### The task
All records must be quoted exactly. Omit the pictures.

### Data extract
>> Start
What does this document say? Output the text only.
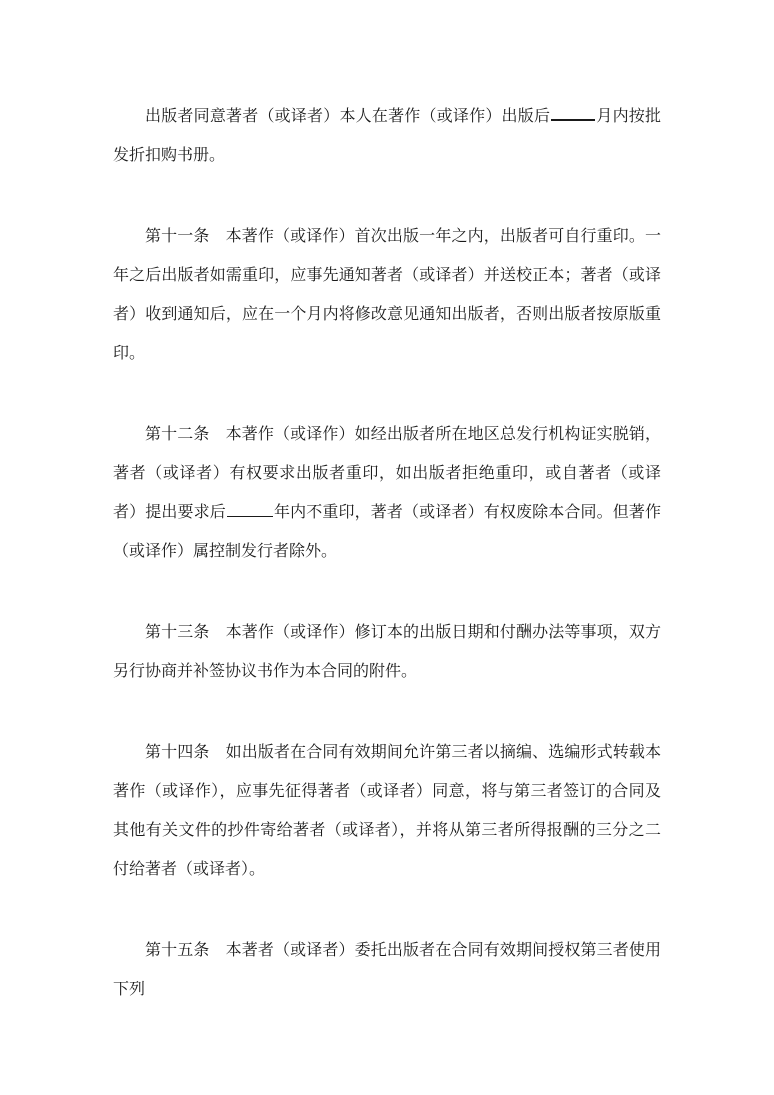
出版者同意著者（或译者）本人在著作（或译作）出版后	月内按批发折扣购书册。

第十一条　本著作（或译作）首次出版一年之内，出版者可自行重印。一年之后出版者如需重印，应事先通知著者（或译者）并送校正本；著者（或译者）收到通知后，应在一个月内将修改意见通知出版者，否则出版者按原版重印。

第十二条　本著作（或译作）如经出版者所在地区总发行机构证实脱销，著者（或译者）有权要求出版者重印，如出版者拒绝重印，或自著者（或译者）提出要求后	年内不重印，著者（或译者）有权废除本合同。但著作（或译作）属控制发行者除外。

第十三条　本著作（或译作）修订本的出版日期和付酬办法等事项，双方另行协商并补签协议书作为本合同的附件。

第十四条　如出版者在合同有效期间允许第三者以摘编、选编形式转载本著作（或译作），应事先征得著者（或译者）同意，将与第三者签订的合同及其他有关文件的抄件寄给著者（或译者），并将从第三者所得报酬的三分之二付给著者（或译者）。

第十五条　本著者（或译者）委托出版者在合同有效期间授权第三者使用下列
>> End
### Response for this exercise
What does this document say? Output the text only.
出版者同意著者（或译者）本人在著作（或译作）出版后	月内按批发折扣购书册。

第十一条　本著作（或译作）首次出版一年之内，出版者可自行重印。一年之后出版者如需重印，应事先通知著者（或译者）并送校正本；著者（或译者）收到通知后，应在一个月内将修改意见通知出版者，否则出版者按原版重印。

第十二条　本著作（或译作）如经出版者所在地区总发行机构证实脱销，著者（或译者）有权要求出版者重印，如出版者拒绝重印，或自著者（或译者）提出要求后	年内不重印，著者（或译者）有权废除本合同。但著作（或译作）属控制发行者除外。

第十三条　本著作（或译作）修订本的出版日期和付酬办法等事项，双方另行协商并补签协议书作为本合同的附件。

第十四条　如出版者在合同有效期间允许第三者以摘编、选编形式转载本著作（或译作），应事先征得著者（或译者）同意，将与第三者签订的合同及其他有关文件的抄件寄给著者（或译者），并将从第三者所得报酬的三分之二付给著者（或译者）。

第十五条　本著者（或译者）委托出版者在合同有效期间授权第三者使用下列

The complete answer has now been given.